§ **PROBLEM TO WORK ON**: All entries below need to be written out exactly, but without their pictures.

-- START --

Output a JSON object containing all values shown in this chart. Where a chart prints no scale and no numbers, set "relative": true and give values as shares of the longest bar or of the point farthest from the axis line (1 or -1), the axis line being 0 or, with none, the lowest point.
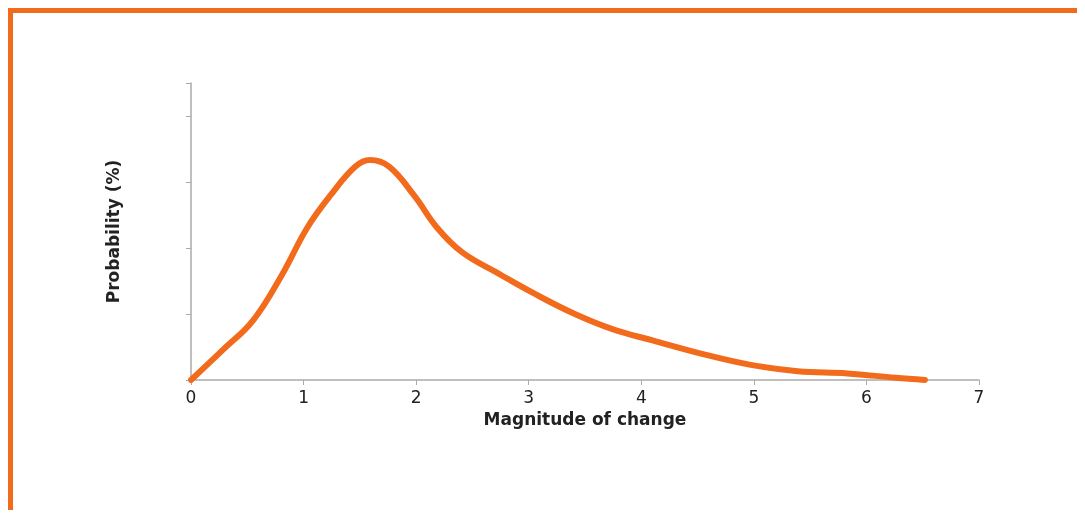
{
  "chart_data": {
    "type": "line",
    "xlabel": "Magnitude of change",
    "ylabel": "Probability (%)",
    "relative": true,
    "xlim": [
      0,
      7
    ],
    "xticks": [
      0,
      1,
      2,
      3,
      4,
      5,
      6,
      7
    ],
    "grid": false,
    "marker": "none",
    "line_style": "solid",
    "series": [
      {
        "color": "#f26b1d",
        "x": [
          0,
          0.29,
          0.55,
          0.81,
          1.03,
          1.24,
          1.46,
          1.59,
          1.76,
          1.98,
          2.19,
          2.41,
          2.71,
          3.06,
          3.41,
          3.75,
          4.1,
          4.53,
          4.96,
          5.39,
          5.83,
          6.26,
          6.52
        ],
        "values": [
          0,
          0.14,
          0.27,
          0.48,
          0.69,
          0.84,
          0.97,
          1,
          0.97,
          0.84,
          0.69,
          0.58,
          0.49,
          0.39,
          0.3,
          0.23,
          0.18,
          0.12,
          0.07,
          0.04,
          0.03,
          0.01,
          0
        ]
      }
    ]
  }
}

-- END --

§ **CORRECT ANSWER**:
Output a JSON object containing all values shown in this chart. Where a chart prints no scale and no numbers, set "relative": true and give values as shares of the longest bar or of the point farthest from the axis line (1 or -1), the axis line being 0 or, with none, the lowest point.
{
  "chart_data": {
    "type": "line",
    "xlabel": "Magnitude of change",
    "ylabel": "Probability (%)",
    "relative": true,
    "xlim": [
      0,
      7
    ],
    "xticks": [
      0,
      1,
      2,
      3,
      4,
      5,
      6,
      7
    ],
    "grid": false,
    "marker": "none",
    "line_style": "solid",
    "series": [
      {
        "color": "#f26b1d",
        "x": [
          0,
          0.29,
          0.55,
          0.81,
          1.03,
          1.24,
          1.46,
          1.59,
          1.76,
          1.98,
          2.19,
          2.41,
          2.71,
          3.06,
          3.41,
          3.75,
          4.1,
          4.53,
          4.96,
          5.39,
          5.83,
          6.26,
          6.52
        ],
        "values": [
          0,
          0.14,
          0.27,
          0.48,
          0.69,
          0.84,
          0.97,
          1,
          0.97,
          0.84,
          0.69,
          0.58,
          0.49,
          0.39,
          0.3,
          0.23,
          0.18,
          0.12,
          0.07,
          0.04,
          0.03,
          0.01,
          0
        ]
      }
    ]
  }
}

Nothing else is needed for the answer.